**EXTRACT PROVIDED:**
────────────────

The new deal by the Denver-based oil and gas company follows last July’s announcement of FourPoint‘s $850 million deal for assets in western Oklahoma owned by two subsidiaries of Oklahoma City-based Chesapeake (NYSE: CHK).

The deal announced Wednesday is for “all of Chesapeake Energy’s remaining Western Anadarko Basin oil and gas assets,” FourPoint said. It’s expected to close April 29.

The deal not only increases FourPoint’s holdings in the area, but also offers “decades” of growth potential, said George Solich, FourPoint’s president and CEO.

“The properties to be acquired create visibility into decades of development growth and closely overlap FourPoint’s current acreage footprint. By optimizing our position we enhance optionality in drilling inventory allowing us to target the best upside locations that achieve the most economic rates of return,” Solich said.


Oil and gas companies around the country have been cutting budgets and selling assets in order to shore up balance sheets hammered by more than a year of low commodity prices.

Chesapeake executives on Wednesday said the company had reached deals to sell about $700 million worth of assets, including sales — such as FourPoint’s — that are expected to close by the end of the second quarter.

Chesapeake reported a 2015 loss of $14.86 billion, including charges of $14.53 billion — much of it from write-downs on the value of assets that are no longer economic to drill at market prices.

FourPoint said the nearly 3,500 active wells involved in the deal announced Wednesday are in a series of basins, including the Granite Wash, Missourian Wash, Upper and Lower Cleveland and Tonkawa formations.

────────────────

**ENTRIES SUPPLIED:**
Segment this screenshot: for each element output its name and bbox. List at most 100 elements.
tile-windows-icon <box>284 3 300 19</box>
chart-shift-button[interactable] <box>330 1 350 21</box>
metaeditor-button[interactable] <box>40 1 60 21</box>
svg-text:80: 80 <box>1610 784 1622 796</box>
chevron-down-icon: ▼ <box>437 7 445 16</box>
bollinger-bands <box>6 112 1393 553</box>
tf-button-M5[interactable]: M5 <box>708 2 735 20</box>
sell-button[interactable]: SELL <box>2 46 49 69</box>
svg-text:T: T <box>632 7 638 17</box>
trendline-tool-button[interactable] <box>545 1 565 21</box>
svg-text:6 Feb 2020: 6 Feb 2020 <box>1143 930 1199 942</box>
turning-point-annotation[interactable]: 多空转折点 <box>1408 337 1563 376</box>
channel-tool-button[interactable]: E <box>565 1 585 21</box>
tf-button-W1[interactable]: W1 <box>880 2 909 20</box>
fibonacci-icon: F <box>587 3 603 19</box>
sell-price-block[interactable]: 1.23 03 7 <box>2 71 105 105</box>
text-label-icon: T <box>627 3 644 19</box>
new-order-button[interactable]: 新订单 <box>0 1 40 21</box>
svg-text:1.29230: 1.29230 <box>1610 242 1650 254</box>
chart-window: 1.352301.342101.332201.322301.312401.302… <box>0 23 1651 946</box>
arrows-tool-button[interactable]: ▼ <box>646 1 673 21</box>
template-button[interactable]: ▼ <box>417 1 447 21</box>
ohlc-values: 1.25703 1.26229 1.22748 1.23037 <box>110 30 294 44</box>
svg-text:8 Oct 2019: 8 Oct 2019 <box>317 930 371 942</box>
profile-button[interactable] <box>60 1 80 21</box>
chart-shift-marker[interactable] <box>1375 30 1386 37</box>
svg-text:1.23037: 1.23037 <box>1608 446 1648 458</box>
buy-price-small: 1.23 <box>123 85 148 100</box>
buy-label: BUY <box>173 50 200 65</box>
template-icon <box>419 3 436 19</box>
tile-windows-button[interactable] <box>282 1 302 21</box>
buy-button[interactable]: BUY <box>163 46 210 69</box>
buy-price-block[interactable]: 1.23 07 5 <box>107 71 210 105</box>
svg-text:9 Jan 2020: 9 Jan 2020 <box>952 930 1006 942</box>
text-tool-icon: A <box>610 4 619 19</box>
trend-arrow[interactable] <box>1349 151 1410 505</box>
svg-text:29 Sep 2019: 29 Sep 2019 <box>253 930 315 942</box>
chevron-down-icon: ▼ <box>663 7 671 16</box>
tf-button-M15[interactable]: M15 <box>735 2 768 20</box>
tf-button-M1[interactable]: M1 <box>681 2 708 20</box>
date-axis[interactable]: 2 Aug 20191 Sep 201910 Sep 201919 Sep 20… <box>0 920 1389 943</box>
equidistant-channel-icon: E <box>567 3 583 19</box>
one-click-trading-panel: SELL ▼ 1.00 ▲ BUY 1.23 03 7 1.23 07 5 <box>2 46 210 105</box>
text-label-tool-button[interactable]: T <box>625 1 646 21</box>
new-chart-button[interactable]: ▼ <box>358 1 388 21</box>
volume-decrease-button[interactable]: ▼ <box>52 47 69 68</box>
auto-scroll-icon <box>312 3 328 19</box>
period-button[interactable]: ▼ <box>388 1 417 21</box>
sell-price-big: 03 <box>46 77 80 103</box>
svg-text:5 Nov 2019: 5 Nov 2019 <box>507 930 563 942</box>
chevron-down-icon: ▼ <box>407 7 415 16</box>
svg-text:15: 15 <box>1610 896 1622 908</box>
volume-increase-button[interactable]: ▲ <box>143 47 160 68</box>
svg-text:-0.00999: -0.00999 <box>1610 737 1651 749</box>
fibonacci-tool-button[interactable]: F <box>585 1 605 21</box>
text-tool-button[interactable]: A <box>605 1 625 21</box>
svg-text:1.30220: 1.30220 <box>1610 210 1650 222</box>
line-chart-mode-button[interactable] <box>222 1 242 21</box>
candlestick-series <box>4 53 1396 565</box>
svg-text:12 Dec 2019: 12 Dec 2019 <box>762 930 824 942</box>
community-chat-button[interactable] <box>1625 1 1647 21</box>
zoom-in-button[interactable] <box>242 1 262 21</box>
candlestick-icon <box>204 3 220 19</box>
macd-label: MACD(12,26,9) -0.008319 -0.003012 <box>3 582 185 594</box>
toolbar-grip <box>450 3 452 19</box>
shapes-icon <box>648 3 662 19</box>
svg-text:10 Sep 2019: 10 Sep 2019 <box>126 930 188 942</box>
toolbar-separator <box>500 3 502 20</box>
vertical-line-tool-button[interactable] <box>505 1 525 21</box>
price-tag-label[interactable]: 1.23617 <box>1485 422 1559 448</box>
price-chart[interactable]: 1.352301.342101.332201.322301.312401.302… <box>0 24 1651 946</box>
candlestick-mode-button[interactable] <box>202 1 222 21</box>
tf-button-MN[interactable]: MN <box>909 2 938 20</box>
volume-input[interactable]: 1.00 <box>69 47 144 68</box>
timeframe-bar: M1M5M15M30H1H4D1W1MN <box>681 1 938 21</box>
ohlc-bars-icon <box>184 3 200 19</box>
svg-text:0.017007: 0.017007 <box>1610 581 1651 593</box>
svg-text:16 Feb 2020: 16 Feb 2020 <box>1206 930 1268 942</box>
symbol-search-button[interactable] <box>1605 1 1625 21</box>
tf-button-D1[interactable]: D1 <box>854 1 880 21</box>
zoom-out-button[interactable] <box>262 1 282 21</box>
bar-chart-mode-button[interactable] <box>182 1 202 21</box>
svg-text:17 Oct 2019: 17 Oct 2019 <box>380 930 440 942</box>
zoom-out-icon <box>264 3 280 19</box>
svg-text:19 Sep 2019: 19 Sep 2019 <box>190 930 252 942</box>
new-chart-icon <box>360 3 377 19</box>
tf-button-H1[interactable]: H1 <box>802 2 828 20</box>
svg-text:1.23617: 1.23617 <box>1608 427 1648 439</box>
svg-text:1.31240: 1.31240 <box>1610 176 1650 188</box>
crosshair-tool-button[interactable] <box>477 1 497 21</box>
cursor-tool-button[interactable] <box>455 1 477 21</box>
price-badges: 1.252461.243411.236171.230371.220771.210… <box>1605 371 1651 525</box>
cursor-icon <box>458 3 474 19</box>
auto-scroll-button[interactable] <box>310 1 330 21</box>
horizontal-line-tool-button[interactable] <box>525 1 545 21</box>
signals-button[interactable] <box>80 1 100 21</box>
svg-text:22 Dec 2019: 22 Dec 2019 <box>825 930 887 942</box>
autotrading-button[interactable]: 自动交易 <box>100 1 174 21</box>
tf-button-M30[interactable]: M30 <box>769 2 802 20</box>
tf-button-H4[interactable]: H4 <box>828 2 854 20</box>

────────────────

**ACTIVITY:** Please carry the news article on FourPoint's purchase of Chesapeake's Western Anadarko Basin assets forward from its final sentence, leaving the data aside.

**ANSWER BELOW:**
The wells produce a mix of oil and gas, with about 67 percent of the production being natural gas and the remaining 33 percent being oil and natural gas liquids.

The deal includes assets that cover about 473,000 acres in 15 counties in western Oklahoma and the Texas Panhandle area, FourPoint said.


The deal also made sense financially, said Tad Herz, FourPoint’s executive vice president and CFO.

“As the markets continue to remain volatile, acquiring an attractive producing asset that will significantly increase our current asset base while providing a stable cash flow profile should give FourPoint the financial flexibility to modify and adapt our development plan,” Herz said.

Including the wells and acres involved in the latest deal with Chesapeake, FourPoint said it will have 884,000 net acres of mineral rights with more than 7,600 wells producing the equivalent of about 435 million cubic feet of natural gas per day, with about 40 percent of that coming from oil and natural gas liquids.